--- Aim of the task ---
Write out all of the records precisely. Skip anything that is a picture.

--- Exercise material ---

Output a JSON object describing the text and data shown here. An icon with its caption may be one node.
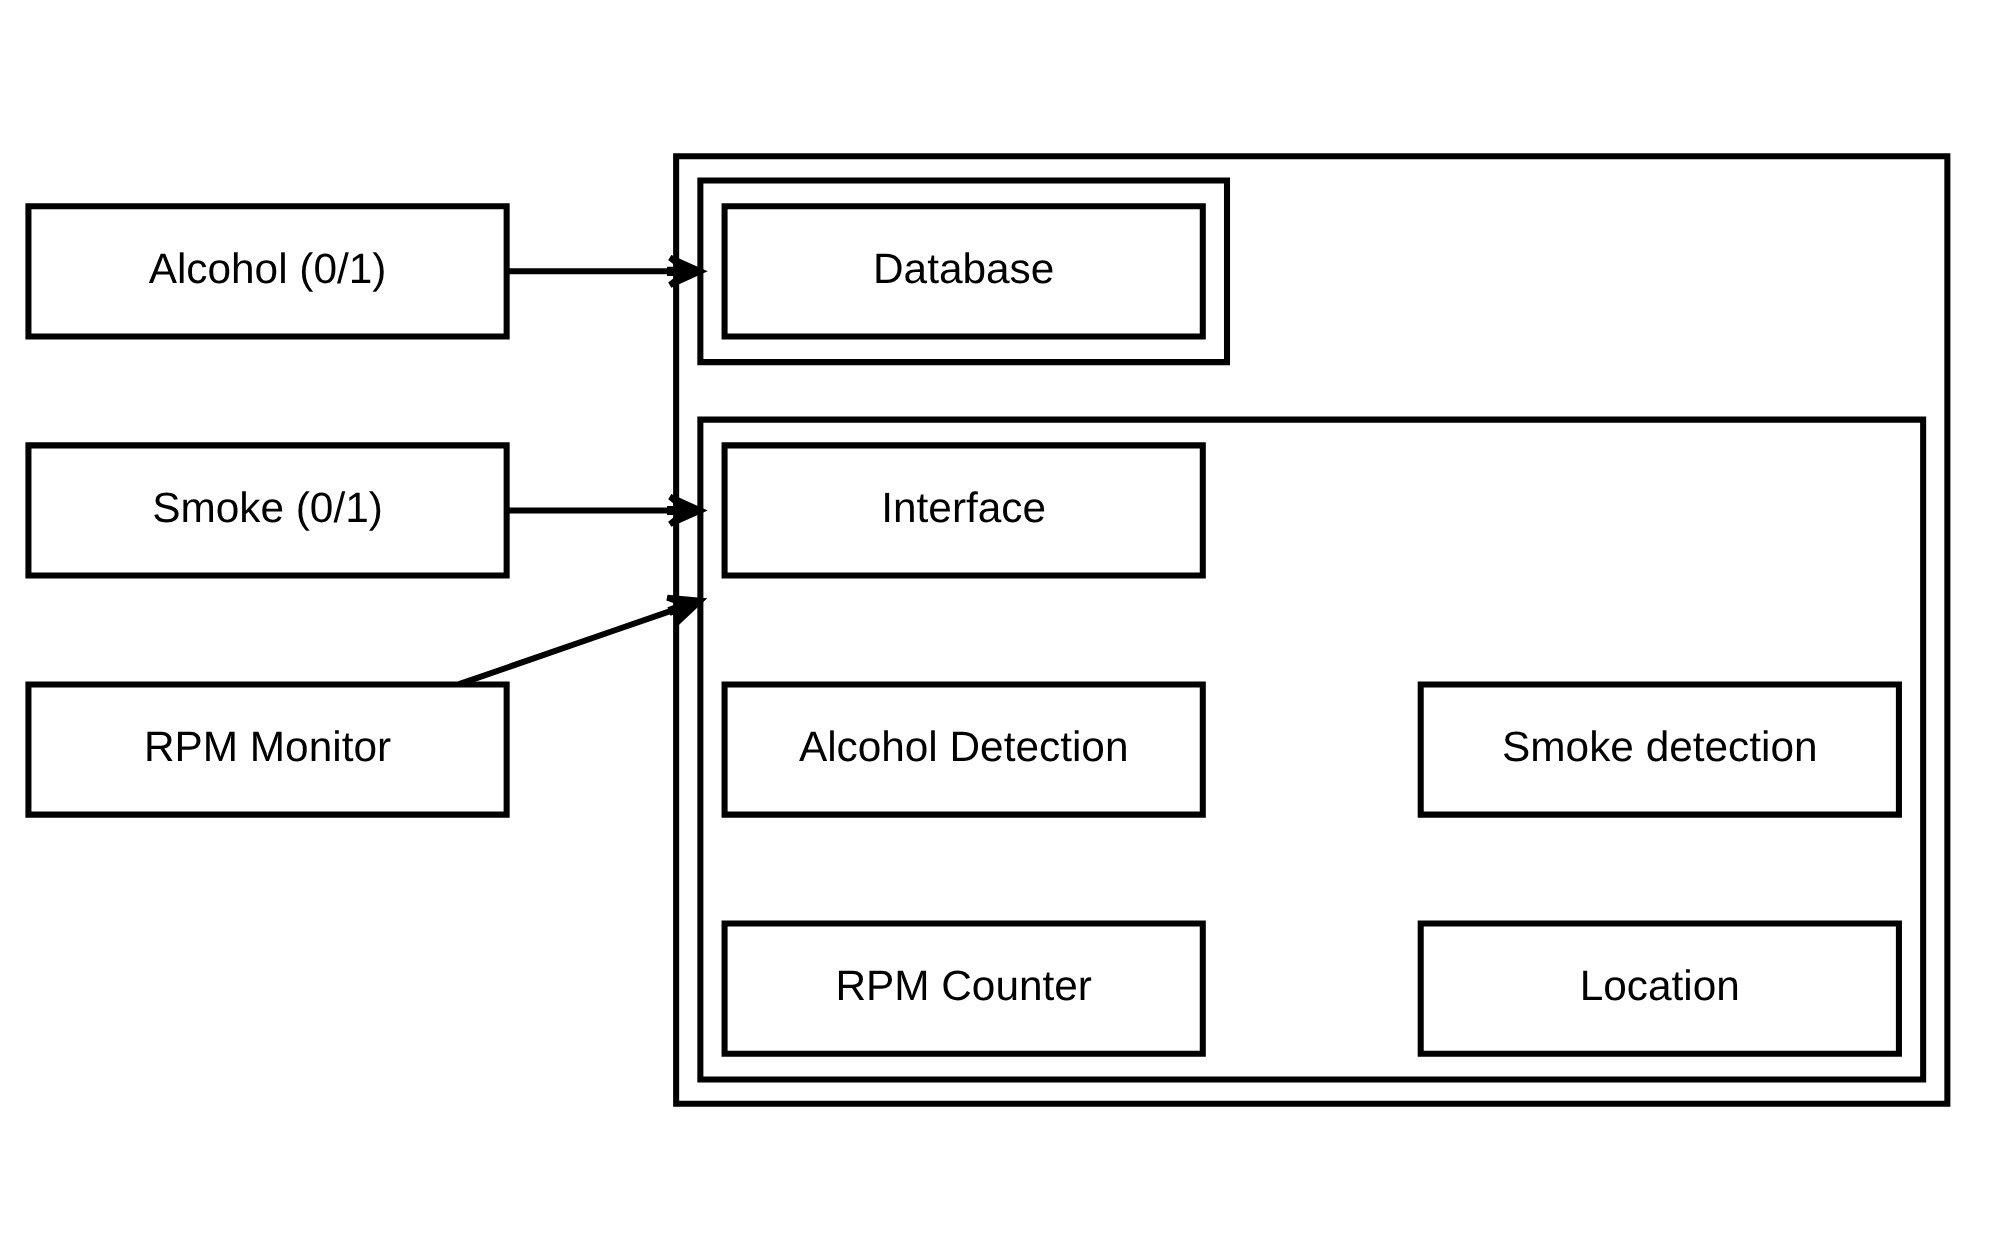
{
  "diagram": {
    "nodes": [
      {
        "text": [
          "Alcohol (0/1)"
        ]
      },
      {
        "text": [
          "Smoke (0/1)"
        ]
      },
      {
        "text": [
          "RPM Monitor"
        ]
      },
      {
        "text": [],
        "shape": "box"
      },
      {
        "text": [],
        "shape": "box",
        "in": 3
      },
      {
        "text": [
          "Database"
        ],
        "in": 4
      },
      {
        "text": [],
        "shape": "box",
        "in": 3
      },
      {
        "text": [
          "Interface"
        ],
        "in": 6
      },
      {
        "text": [
          "Alcohol Detection"
        ],
        "in": 6
      },
      {
        "text": [
          "Smoke detection"
        ],
        "in": 6
      },
      {
        "text": [
          "RPM Counter"
        ],
        "in": 6
      },
      {
        "text": [
          "Location"
        ],
        "in": 6
      }
    ],
    "edges": [
      {
        "from": 0,
        "to": 4,
        "arrow": "to"
      },
      {
        "from": 1,
        "to": 6,
        "arrow": "to"
      },
      {
        "from": 2,
        "to": 6,
        "arrow": "to"
      }
    ]
  }
}
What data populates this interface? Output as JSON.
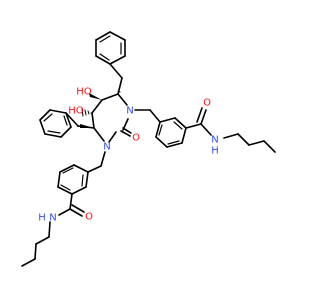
{
  "colors": {
    "bond": "#000000",
    "oxygen": "#ff0d0d",
    "nitrogen": "#3050f8",
    "background": "#ffffff"
  },
  "atoms": {
    "ho_top": "HO",
    "ho_mid": "HO",
    "n_ring_right": "N",
    "n_ring_left": "N",
    "o_carbonyl_ring": "O",
    "o_amide_right": "O",
    "nh_amide_right": "N",
    "h_amide_right": "H",
    "o_amide_left": "O",
    "nh_amide_left": "N",
    "h_amide_left": "H"
  }
}
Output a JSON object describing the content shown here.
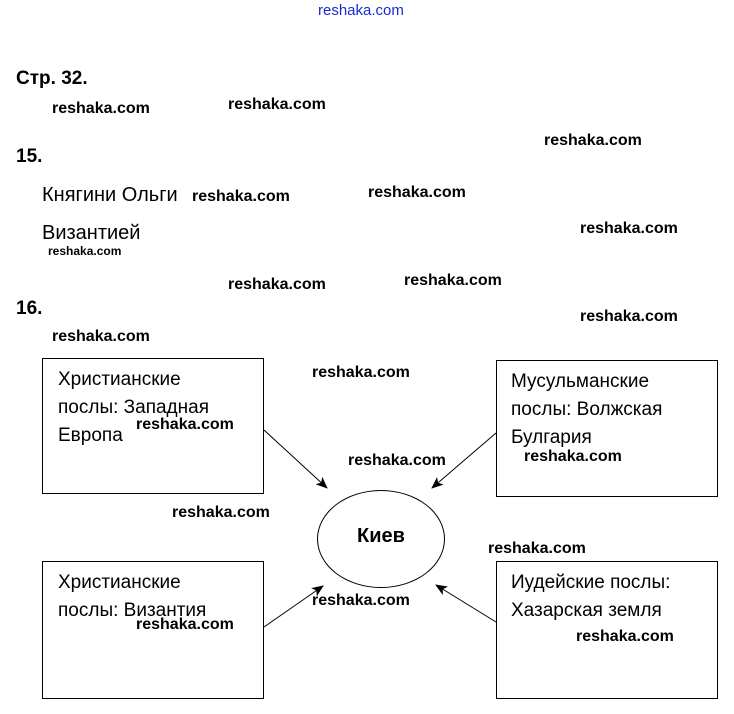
{
  "watermark_top": "reshaka.com",
  "watermark": "reshaka.com",
  "page_heading": "Стр. 32.",
  "task15": {
    "number": "15.",
    "answers": [
      "Княгини Ольги",
      "Византией"
    ]
  },
  "task16": {
    "number": "16.",
    "center": "Киев",
    "boxes": [
      {
        "text": "Христианские\nпослы: Западная\nЕвропа"
      },
      {
        "text": "Мусульманские\nпослы: Волжская\nБулгария"
      },
      {
        "text": "Христианские\nпослы: Византия"
      },
      {
        "text": "Иудейские послы:\nХазарская земля"
      }
    ]
  }
}
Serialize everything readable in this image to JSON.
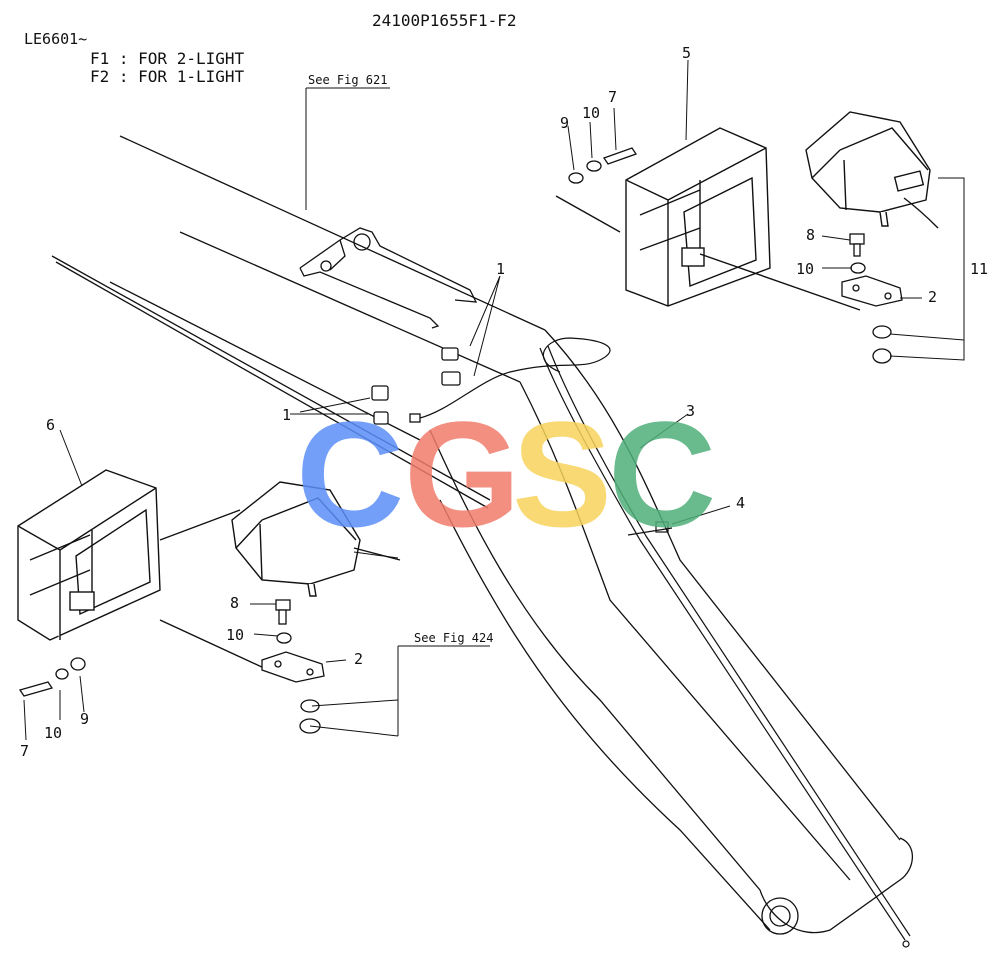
{
  "header": {
    "part_number": "24100P1655F1-F2",
    "serial": "LE6601~",
    "legend": [
      "F1 : FOR 2-LIGHT",
      "F2 : FOR 1-LIGHT"
    ]
  },
  "references": {
    "fig621": "See Fig 621",
    "fig424": "See Fig 424"
  },
  "watermark": {
    "letters": [
      "C",
      "G",
      "S",
      "C"
    ],
    "colors": [
      "#5b8ff9",
      "#f07c6c",
      "#f7d35c",
      "#4fb07a"
    ]
  },
  "callouts": {
    "c1a": "1",
    "c1b": "1",
    "c2a": "2",
    "c2b": "2",
    "c3": "3",
    "c4": "4",
    "c5": "5",
    "c6": "6",
    "c7a": "7",
    "c7b": "7",
    "c8a": "8",
    "c8b": "8",
    "c9a": "9",
    "c9b": "9",
    "c10a": "10",
    "c10b": "10",
    "c10c": "10",
    "c10d": "10",
    "c11": "11"
  }
}
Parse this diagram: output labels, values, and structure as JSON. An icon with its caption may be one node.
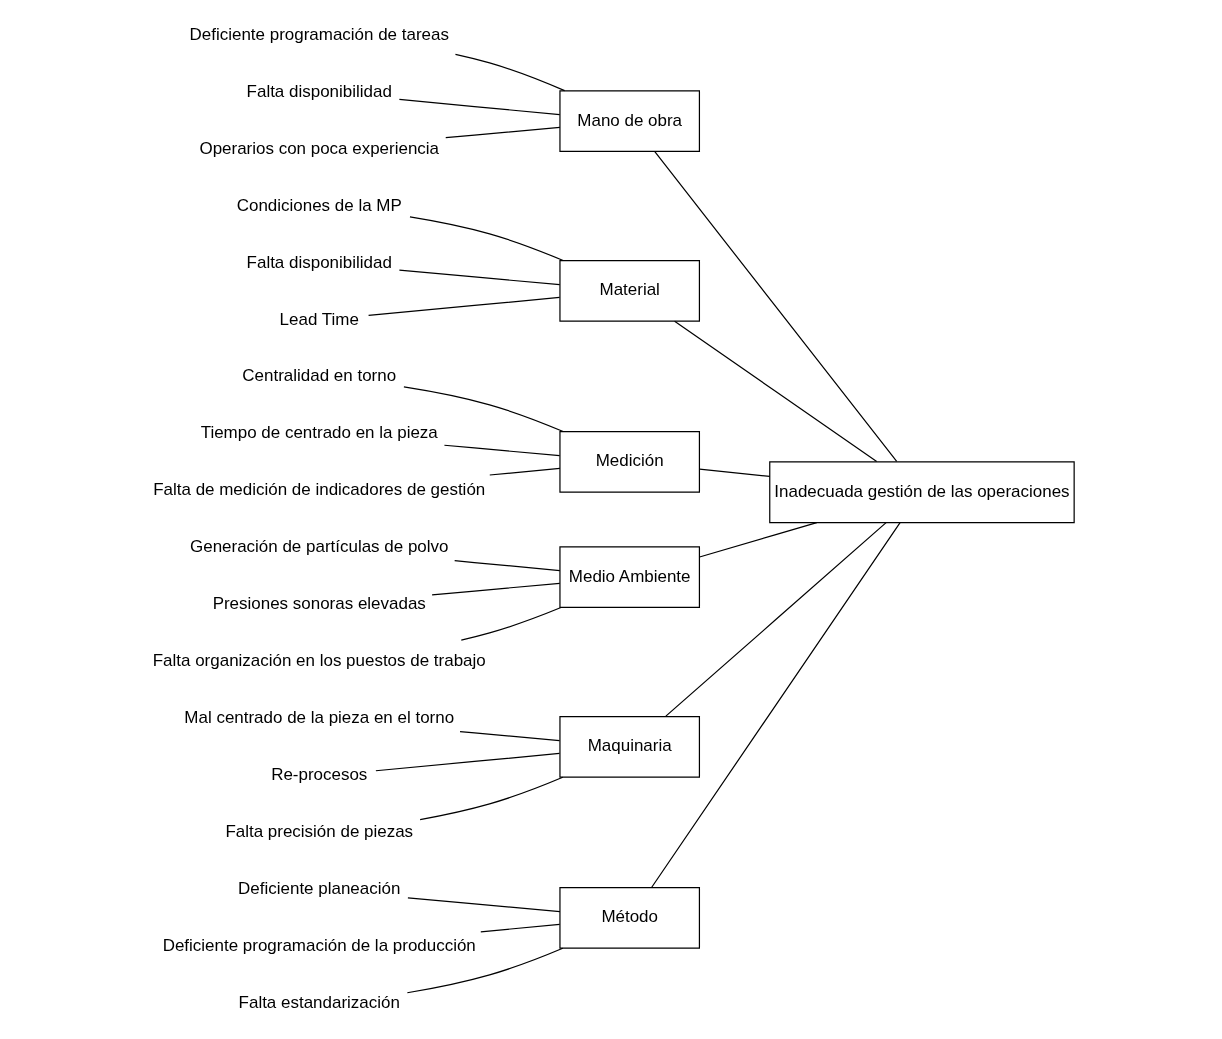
{
  "diagram": {
    "nodes": [
      {
        "text": [
          "Método"
        ]
      },
      {
        "text": [
          "Mano de obra"
        ]
      },
      {
        "text": [
          "Material"
        ]
      },
      {
        "text": [
          "Inadecuada gestión de las operaciones"
        ]
      },
      {
        "text": [
          "Medición"
        ]
      },
      {
        "text": [
          "Medio Ambiente"
        ]
      },
      {
        "text": [
          "Maquinaria"
        ]
      },
      {
        "text": [
          "Deficiente planeación"
        ]
      },
      {
        "text": [
          "Deficiente programación de la producción"
        ]
      },
      {
        "text": [
          "Falta estandarización"
        ]
      },
      {
        "text": [
          "Deficiente programación de tareas"
        ]
      },
      {
        "text": [
          "Falta disponibilidad"
        ]
      },
      {
        "text": [
          "Operarios con poca experiencia"
        ]
      },
      {
        "text": [
          "Condiciones de la MP"
        ]
      },
      {
        "text": [
          "Falta disponibilidad"
        ]
      },
      {
        "text": [
          "Lead Time"
        ]
      },
      {
        "text": [
          "Centralidad en torno"
        ]
      },
      {
        "text": [
          "Tiempo de centrado en la pieza"
        ]
      },
      {
        "text": [
          "Falta de medición de indicadores de gestión"
        ]
      },
      {
        "text": [
          "Generación de partículas de polvo"
        ]
      },
      {
        "text": [
          "Presiones sonoras elevadas"
        ]
      },
      {
        "text": [
          "Falta organización en los puestos de trabajo"
        ]
      },
      {
        "text": [
          "Mal centrado de la pieza en el torno"
        ]
      },
      {
        "text": [
          "Re-procesos"
        ]
      },
      {
        "text": [
          "Falta precisión de piezas"
        ]
      }
    ],
    "edges": [
      {
        "from": 0,
        "to": 3,
        "arrow": "none"
      },
      {
        "from": 1,
        "to": 3,
        "arrow": "none"
      },
      {
        "from": 2,
        "to": 3,
        "arrow": "none"
      },
      {
        "from": 4,
        "to": 3,
        "arrow": "none"
      },
      {
        "from": 5,
        "to": 3,
        "arrow": "none"
      },
      {
        "from": 6,
        "to": 3,
        "arrow": "none"
      },
      {
        "from": 7,
        "to": 0,
        "arrow": "none"
      },
      {
        "from": 8,
        "to": 0,
        "arrow": "none"
      },
      {
        "from": 9,
        "to": 0,
        "arrow": "none"
      },
      {
        "from": 10,
        "to": 1,
        "arrow": "none"
      },
      {
        "from": 11,
        "to": 1,
        "arrow": "none"
      },
      {
        "from": 12,
        "to": 1,
        "arrow": "none"
      },
      {
        "from": 13,
        "to": 2,
        "arrow": "none"
      },
      {
        "from": 14,
        "to": 2,
        "arrow": "none"
      },
      {
        "from": 15,
        "to": 2,
        "arrow": "none"
      },
      {
        "from": 16,
        "to": 4,
        "arrow": "none"
      },
      {
        "from": 17,
        "to": 4,
        "arrow": "none"
      },
      {
        "from": 18,
        "to": 4,
        "arrow": "none"
      },
      {
        "from": 19,
        "to": 5,
        "arrow": "none"
      },
      {
        "from": 20,
        "to": 5,
        "arrow": "none"
      },
      {
        "from": 21,
        "to": 5,
        "arrow": "none"
      },
      {
        "from": 22,
        "to": 6,
        "arrow": "none"
      },
      {
        "from": 23,
        "to": 6,
        "arrow": "none"
      },
      {
        "from": 24,
        "to": 6,
        "arrow": "none"
      }
    ]
  }
}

--- Reply ---
Output a JSON object describing the text and data shown here. An icon with its caption may be one node.
{
  "diagram": {
    "nodes": [
      {
        "text": [
          "Alcohol (0/1)"
        ]
      },
      {
        "text": [
          "Smoke (0/1)"
        ]
      },
      {
        "text": [
          "RPM Monitor"
        ]
      },
      {
        "text": [],
        "shape": "box"
      },
      {
        "text": [],
        "shape": "box",
        "in": 3
      },
      {
        "text": [
          "Database"
        ],
        "in": 4
      },
      {
        "text": [],
        "shape": "box",
        "in": 3
      },
      {
        "text": [
          "Interface"
        ],
        "in": 6
      },
      {
        "text": [
          "Alcohol Detection"
        ],
        "in": 6
      },
      {
        "text": [
          "Smoke detection"
        ],
        "in": 6
      },
      {
        "text": [
          "RPM Counter"
        ],
        "in": 6
      },
      {
        "text": [
          "Location"
        ],
        "in": 6
      }
    ],
    "edges": [
      {
        "from": 0,
        "to": 4,
        "arrow": "to"
      },
      {
        "from": 1,
        "to": 6,
        "arrow": "to"
      },
      {
        "from": 2,
        "to": 6,
        "arrow": "to"
      }
    ]
  }
}
What data populates this interface? Output as JSON.
{
  "colors": {
    "bond": "#000000",
    "oxygen": "#ff0d0d",
    "nitrogen": "#3050f8",
    "background": "#ffffff"
  },
  "atoms": {
    "ho_top": "HO",
    "ho_mid": "HO",
    "n_ring_right": "N",
    "n_ring_left": "N",
    "o_carbonyl_ring": "O",
    "o_amide_right": "O",
    "nh_amide_right": "N",
    "h_amide_right": "H",
    "o_amide_left": "O",
    "nh_amide_left": "N",
    "h_amide_left": "H"
  }
}
Output a JSON object describing the content shown here.
{
  "watermark_top": "reshaka.com",
  "watermark": "reshaka.com",
  "page_heading": "Стр. 32.",
  "task15": {
    "number": "15.",
    "answers": [
      "Княгини Ольги",
      "Византией"
    ]
  },
  "task16": {
    "number": "16.",
    "center": "Киев",
    "boxes": [
      {
        "text": "Христианские\nпослы: Западная\nЕвропа"
      },
      {
        "text": "Мусульманские\nпослы: Волжская\nБулгария"
      },
      {
        "text": "Христианские\nпослы: Византия"
      },
      {
        "text": "Иудейские послы:\nХазарская земля"
      }
    ]
  }
}
Serialize everything readable in this image to JSON.
{
  "header": {
    "part_number": "24100P1655F1-F2",
    "serial": "LE6601~",
    "legend": [
      "F1 : FOR 2-LIGHT",
      "F2 : FOR 1-LIGHT"
    ]
  },
  "references": {
    "fig621": "See Fig 621",
    "fig424": "See Fig 424"
  },
  "watermark": {
    "letters": [
      "C",
      "G",
      "S",
      "C"
    ],
    "colors": [
      "#5b8ff9",
      "#f07c6c",
      "#f7d35c",
      "#4fb07a"
    ]
  },
  "callouts": {
    "c1a": "1",
    "c1b": "1",
    "c2a": "2",
    "c2b": "2",
    "c3": "3",
    "c4": "4",
    "c5": "5",
    "c6": "6",
    "c7a": "7",
    "c7b": "7",
    "c8a": "8",
    "c8b": "8",
    "c9a": "9",
    "c9b": "9",
    "c10a": "10",
    "c10b": "10",
    "c10c": "10",
    "c10d": "10",
    "c11": "11"
  }
}
Parse this diagram: output labels, values, and structure as JSON. An icon with its caption may be one node.
{
  "diagram": {
    "nodes": [
      {
        "text": [
          "Método"
        ]
      },
      {
        "text": [
          "Mano de obra"
        ]
      },
      {
        "text": [
          "Material"
        ]
      },
      {
        "text": [
          "Inadecuada gestión de las operaciones"
        ]
      },
      {
        "text": [
          "Medición"
        ]
      },
      {
        "text": [
          "Medio Ambiente"
        ]
      },
      {
        "text": [
          "Maquinaria"
        ]
      },
      {
        "text": [
          "Deficiente planeación"
        ]
      },
      {
        "text": [
          "Deficiente programación de la producción"
        ]
      },
      {
        "text": [
          "Falta estandarización"
        ]
      },
      {
        "text": [
          "Deficiente programación de tareas"
        ]
      },
      {
        "text": [
          "Falta disponibilidad"
        ]
      },
      {
        "text": [
          "Operarios con poca experiencia"
        ]
      },
      {
        "text": [
          "Condiciones de la MP"
        ]
      },
      {
        "text": [
          "Falta disponibilidad"
        ]
      },
      {
        "text": [
          "Lead Time"
        ]
      },
      {
        "text": [
          "Centralidad en torno"
        ]
      },
      {
        "text": [
          "Tiempo de centrado en la pieza"
        ]
      },
      {
        "text": [
          "Falta de medición de indicadores de gestión"
        ]
      },
      {
        "text": [
          "Generación de partículas de polvo"
        ]
      },
      {
        "text": [
          "Presiones sonoras elevadas"
        ]
      },
      {
        "text": [
          "Falta organización en los puestos de trabajo"
        ]
      },
      {
        "text": [
          "Mal centrado de la pieza en el torno"
        ]
      },
      {
        "text": [
          "Re-procesos"
        ]
      },
      {
        "text": [
          "Falta precisión de piezas"
        ]
      }
    ],
    "edges": [
      {
        "from": 0,
        "to": 3,
        "arrow": "none"
      },
      {
        "from": 1,
        "to": 3,
        "arrow": "none"
      },
      {
        "from": 2,
        "to": 3,
        "arrow": "none"
      },
      {
        "from": 4,
        "to": 3,
        "arrow": "none"
      },
      {
        "from": 5,
        "to": 3,
        "arrow": "none"
      },
      {
        "from": 6,
        "to": 3,
        "arrow": "none"
      },
      {
        "from": 7,
        "to": 0,
        "arrow": "none"
      },
      {
        "from": 8,
        "to": 0,
        "arrow": "none"
      },
      {
        "from": 9,
        "to": 0,
        "arrow": "none"
      },
      {
        "from": 10,
        "to": 1,
        "arrow": "none"
      },
      {
        "from": 11,
        "to": 1,
        "arrow": "none"
      },
      {
        "from": 12,
        "to": 1,
        "arrow": "none"
      },
      {
        "from": 13,
        "to": 2,
        "arrow": "none"
      },
      {
        "from": 14,
        "to": 2,
        "arrow": "none"
      },
      {
        "from": 15,
        "to": 2,
        "arrow": "none"
      },
      {
        "from": 16,
        "to": 4,
        "arrow": "none"
      },
      {
        "from": 17,
        "to": 4,
        "arrow": "none"
      },
      {
        "from": 18,
        "to": 4,
        "arrow": "none"
      },
      {
        "from": 19,
        "to": 5,
        "arrow": "none"
      },
      {
        "from": 20,
        "to": 5,
        "arrow": "none"
      },
      {
        "from": 21,
        "to": 5,
        "arrow": "none"
      },
      {
        "from": 22,
        "to": 6,
        "arrow": "none"
      },
      {
        "from": 23,
        "to": 6,
        "arrow": "none"
      },
      {
        "from": 24,
        "to": 6,
        "arrow": "none"
      }
    ]
  }
}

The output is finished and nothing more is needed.